Aufgabenstellung a » Worauf basiert laut dem Text über das Faxen per Internet das Fax-Routing über das Internet-Protokoll immer?

Faxe in Paketen

Faxen über das Internet hat seinen Reiz: Auf diese Weise lassen sich weltweit Dokumente zum Ortstarif versenden. Diesem Vorteil stehen einige Anforderungen gegenüber. So darf sich bei der Bedienung des Faxgeräts nichts ändern. Auch die Faxübertragung muß sich dem Internet-Protokoll anpassen.

Von: Robert Martens

Tomas Meier ist in Eile: Ein Arbeitsvertrag muß schleunigst an die Firmenzentrale übersendet werden. "Hoffentlich ist das Faxgerät nicht wieder von anderen Mitarbeitern belegt oder der Empfänger nicht wieder besetzt", befürchtet er auf dem Weg zum Fax. Wie gewohnt legt er die Sendevorlage in das Abteilungsfaxgerät ein, wählt die Nummer der Firmenzentrale in den USA und betätigt die Starttaste. Schon nach wenigen Sekunden beginnt das Gerät die Seiten einzuziehen und zu übertragen. Nach einigen Minuten sind alle zehn Seiten übertragen worden, und der Sendebericht liegt ausgedruckt vor. Meier ist erleichtert, alles hat geklappt: Der Vertrag ist in der Zentrale angekommen.

Was in dieser alltäglichen Geschichte wie eine normale Faxübertragung aussieht, ist möglicherweise ein komplexes Zusammenspiel diverser Hard- und Softwarekomponenten. Immer mehr Firmen setzen Faxserver ein, die den täglichen Faxverkehr beschleunigen, optimieren und dabei noch Telefongebühren sparen. Die Faxserver für PC-gestützten Faxversand und -empfang werden in Zukunft vermehrt durch diese intelligenteren Systeme erweitert oder abgelöst.

Stets freies Faxgerät vorhanden

Ein im Unternehmen eingesetzter IP-Faxrouter sorgt dafür, daß der Versender eines Faxdokumentes immer ein freies Faxgerät und, wenn irgendwie möglich, einen freien Faxempfänger vorfindet. Der Router nutzt ISDN-Basis- oder Primärmultiplex-Leitungen und ist an die vorhandene TK-Anlage eingebunden. Auf der anderen Seite liefern eine integrierte Ethernet-Schnittstelle und ein Multiprotokoll-Router die Verbindung zum Internet. Weitere Faxrouter, die in jedem Firmenstandort weltweit vorhanden sind oder von einem externen Internet-Fax-Provider angemietet werden, vervollständigen das System.

Das Internet für eine kostengünstige Fax-Übertragung zu verwenden ist schon seit einiger Zeit das Bestreben vieler Unternehmen. Es geht hierbei hauptsächlich um die Einsparung von Übertragungsgebühren für den Versand an ferne Ziele. Der Vorteil: feste Ortstarife und weltweit verfügbar. Fax-Routing über das Internet-Protokoll basiert immer auf dem Vorhandensein zweier Faxrouter an lokal auseinanderliegenden Orten. Beide Router haben sowohl eine IP-Verbindung zum Internet als auch eine oder mehrere Leitungen zum öffentlichen Telefonnetz.

Fax-Routing läßt sich auf zwei verschiedene Arten einsetzen:

Realtime-Routing und Store-and-Forward-Routing.

Bereitgestellte Daten »
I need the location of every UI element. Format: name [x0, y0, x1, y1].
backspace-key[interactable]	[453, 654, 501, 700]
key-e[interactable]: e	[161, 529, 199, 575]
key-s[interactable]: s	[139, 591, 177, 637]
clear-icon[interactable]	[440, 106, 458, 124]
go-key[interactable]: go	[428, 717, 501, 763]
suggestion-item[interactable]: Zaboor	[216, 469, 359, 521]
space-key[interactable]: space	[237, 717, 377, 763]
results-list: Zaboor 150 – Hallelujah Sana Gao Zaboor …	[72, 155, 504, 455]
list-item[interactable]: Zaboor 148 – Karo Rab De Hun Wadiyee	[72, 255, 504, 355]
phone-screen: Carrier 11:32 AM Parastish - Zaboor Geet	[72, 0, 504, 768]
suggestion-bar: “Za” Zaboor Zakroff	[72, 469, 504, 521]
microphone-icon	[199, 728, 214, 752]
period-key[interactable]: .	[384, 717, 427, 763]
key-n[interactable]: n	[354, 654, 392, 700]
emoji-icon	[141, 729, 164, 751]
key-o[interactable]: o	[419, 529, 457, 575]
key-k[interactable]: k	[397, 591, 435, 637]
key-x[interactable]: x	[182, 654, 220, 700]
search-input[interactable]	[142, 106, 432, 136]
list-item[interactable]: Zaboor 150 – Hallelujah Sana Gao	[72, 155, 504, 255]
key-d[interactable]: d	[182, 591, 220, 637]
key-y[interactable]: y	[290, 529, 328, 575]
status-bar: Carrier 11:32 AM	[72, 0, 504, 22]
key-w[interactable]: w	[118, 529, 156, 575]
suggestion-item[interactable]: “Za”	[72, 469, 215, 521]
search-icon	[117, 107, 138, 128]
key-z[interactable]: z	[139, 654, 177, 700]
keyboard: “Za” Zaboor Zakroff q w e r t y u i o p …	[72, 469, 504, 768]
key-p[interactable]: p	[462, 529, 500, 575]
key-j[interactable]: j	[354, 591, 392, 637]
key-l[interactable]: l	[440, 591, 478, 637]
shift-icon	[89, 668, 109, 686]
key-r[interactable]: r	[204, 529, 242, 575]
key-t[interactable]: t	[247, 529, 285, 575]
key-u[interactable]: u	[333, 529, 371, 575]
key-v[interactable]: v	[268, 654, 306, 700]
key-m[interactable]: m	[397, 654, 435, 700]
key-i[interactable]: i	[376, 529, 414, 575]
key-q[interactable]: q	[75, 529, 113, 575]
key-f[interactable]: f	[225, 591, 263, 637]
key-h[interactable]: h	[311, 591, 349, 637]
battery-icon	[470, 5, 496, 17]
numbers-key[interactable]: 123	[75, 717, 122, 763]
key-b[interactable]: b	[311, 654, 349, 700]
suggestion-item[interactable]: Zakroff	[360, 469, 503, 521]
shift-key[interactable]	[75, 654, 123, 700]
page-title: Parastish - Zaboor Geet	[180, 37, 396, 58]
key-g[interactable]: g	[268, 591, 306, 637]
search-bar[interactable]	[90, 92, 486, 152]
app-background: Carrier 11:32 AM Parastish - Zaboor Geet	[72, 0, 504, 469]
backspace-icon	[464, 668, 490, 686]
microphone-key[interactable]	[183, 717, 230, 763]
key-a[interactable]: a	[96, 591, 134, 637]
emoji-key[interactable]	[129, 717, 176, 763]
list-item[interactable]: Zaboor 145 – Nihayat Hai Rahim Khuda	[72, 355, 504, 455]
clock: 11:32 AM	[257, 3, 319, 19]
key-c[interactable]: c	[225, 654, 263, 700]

Aufgabenstellung b » Filtere aus der Liste alle Zeilen heraus, in denen die Zeichenfolge „emoji“ vorkommt, und gib sie unverändert wieder.

Ergebnis a » Auf dem Vorhandensein zweier Faxrouter an lokal auseinanderliegenden Orten.

Ergebnis b »
emoji-icon	[141, 729, 164, 751]
emoji-key[interactable]	[129, 717, 176, 763]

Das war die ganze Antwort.